* _What is required_:
Each line of the material must be returned exactly.

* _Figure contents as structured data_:
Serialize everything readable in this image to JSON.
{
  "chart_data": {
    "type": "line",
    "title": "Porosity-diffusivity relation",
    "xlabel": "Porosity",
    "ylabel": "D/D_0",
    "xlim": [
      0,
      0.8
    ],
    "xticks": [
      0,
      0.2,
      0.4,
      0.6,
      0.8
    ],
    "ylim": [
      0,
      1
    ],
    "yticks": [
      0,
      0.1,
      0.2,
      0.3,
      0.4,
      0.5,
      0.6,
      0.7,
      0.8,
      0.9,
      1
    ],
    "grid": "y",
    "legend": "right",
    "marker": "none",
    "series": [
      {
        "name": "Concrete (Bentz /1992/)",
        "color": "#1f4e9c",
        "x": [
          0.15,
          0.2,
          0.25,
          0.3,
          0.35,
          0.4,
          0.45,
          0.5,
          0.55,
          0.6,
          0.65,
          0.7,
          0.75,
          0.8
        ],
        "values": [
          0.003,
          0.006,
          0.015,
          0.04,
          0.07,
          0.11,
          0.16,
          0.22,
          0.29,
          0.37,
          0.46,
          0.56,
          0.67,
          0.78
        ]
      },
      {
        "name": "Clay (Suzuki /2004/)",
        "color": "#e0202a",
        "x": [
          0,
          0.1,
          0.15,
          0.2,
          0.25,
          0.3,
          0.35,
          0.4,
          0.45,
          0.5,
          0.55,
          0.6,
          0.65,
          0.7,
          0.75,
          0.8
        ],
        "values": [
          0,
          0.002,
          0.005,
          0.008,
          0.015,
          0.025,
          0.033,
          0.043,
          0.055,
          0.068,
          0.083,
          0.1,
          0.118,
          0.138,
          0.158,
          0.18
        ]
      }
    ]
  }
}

* _Solution to the exercise_:
Serialize everything readable in this image to JSON.
{
  "chart_data": {
    "type": "line",
    "title": "Porosity-diffusivity relation",
    "xlabel": "Porosity",
    "ylabel": "D/D_0",
    "xlim": [
      0,
      0.8
    ],
    "xticks": [
      0,
      0.2,
      0.4,
      0.6,
      0.8
    ],
    "ylim": [
      0,
      1
    ],
    "yticks": [
      0,
      0.1,
      0.2,
      0.3,
      0.4,
      0.5,
      0.6,
      0.7,
      0.8,
      0.9,
      1
    ],
    "grid": "y",
    "legend": "right",
    "marker": "none",
    "series": [
      {
        "name": "Concrete (Bentz /1992/)",
        "color": "#1f4e9c",
        "x": [
          0.15,
          0.2,
          0.25,
          0.3,
          0.35,
          0.4,
          0.45,
          0.5,
          0.55,
          0.6,
          0.65,
          0.7,
          0.75,
          0.8
        ],
        "values": [
          0.003,
          0.006,
          0.015,
          0.04,
          0.07,
          0.11,
          0.16,
          0.22,
          0.29,
          0.37,
          0.46,
          0.56,
          0.67,
          0.78
        ]
      },
      {
        "name": "Clay (Suzuki /2004/)",
        "color": "#e0202a",
        "x": [
          0,
          0.1,
          0.15,
          0.2,
          0.25,
          0.3,
          0.35,
          0.4,
          0.45,
          0.5,
          0.55,
          0.6,
          0.65,
          0.7,
          0.75,
          0.8
        ],
        "values": [
          0,
          0.002,
          0.005,
          0.008,
          0.015,
          0.025,
          0.033,
          0.043,
          0.055,
          0.068,
          0.083,
          0.1,
          0.118,
          0.138,
          0.158,
          0.18
        ]
      }
    ]
  }
}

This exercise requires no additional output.